**PROBLEM REQUIREMENTS**
Repeat the records below exactly as they appear.

**RECORDS SHOWN**
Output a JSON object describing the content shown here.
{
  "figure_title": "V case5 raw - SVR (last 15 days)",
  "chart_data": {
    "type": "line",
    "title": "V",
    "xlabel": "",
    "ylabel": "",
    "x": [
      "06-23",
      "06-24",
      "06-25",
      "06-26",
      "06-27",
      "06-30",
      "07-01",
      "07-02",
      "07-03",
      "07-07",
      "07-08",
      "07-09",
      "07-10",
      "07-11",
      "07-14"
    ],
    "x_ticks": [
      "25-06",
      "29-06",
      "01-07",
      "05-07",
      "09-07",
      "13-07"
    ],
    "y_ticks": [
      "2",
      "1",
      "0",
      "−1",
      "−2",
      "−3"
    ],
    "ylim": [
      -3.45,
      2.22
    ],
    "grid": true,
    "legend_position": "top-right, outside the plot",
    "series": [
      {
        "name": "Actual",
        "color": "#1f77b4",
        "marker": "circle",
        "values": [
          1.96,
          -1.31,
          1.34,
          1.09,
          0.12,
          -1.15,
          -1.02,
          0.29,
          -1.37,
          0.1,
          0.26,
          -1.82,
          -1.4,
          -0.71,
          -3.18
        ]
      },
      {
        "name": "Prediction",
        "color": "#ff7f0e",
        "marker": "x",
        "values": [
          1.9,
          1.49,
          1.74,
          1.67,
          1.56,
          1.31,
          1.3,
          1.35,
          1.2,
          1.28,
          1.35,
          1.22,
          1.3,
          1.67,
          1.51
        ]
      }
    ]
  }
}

**RESULT FOR THIS TASK**
Output a JSON object describing the content shown here.
{
  "figure_title": "V case5 raw - SVR (last 15 days)",
  "chart_data": {
    "type": "line",
    "title": "V",
    "xlabel": "",
    "ylabel": "",
    "x": [
      "06-23",
      "06-24",
      "06-25",
      "06-26",
      "06-27",
      "06-30",
      "07-01",
      "07-02",
      "07-03",
      "07-07",
      "07-08",
      "07-09",
      "07-10",
      "07-11",
      "07-14"
    ],
    "x_ticks": [
      "25-06",
      "29-06",
      "01-07",
      "05-07",
      "09-07",
      "13-07"
    ],
    "y_ticks": [
      "2",
      "1",
      "0",
      "−1",
      "−2",
      "−3"
    ],
    "ylim": [
      -3.45,
      2.22
    ],
    "grid": true,
    "legend_position": "top-right, outside the plot",
    "series": [
      {
        "name": "Actual",
        "color": "#1f77b4",
        "marker": "circle",
        "values": [
          1.96,
          -1.31,
          1.34,
          1.09,
          0.12,
          -1.15,
          -1.02,
          0.29,
          -1.37,
          0.1,
          0.26,
          -1.82,
          -1.4,
          -0.71,
          -3.18
        ]
      },
      {
        "name": "Prediction",
        "color": "#ff7f0e",
        "marker": "x",
        "values": [
          1.9,
          1.49,
          1.74,
          1.67,
          1.56,
          1.31,
          1.3,
          1.35,
          1.2,
          1.28,
          1.35,
          1.22,
          1.3,
          1.67,
          1.51
        ]
      }
    ]
  }
}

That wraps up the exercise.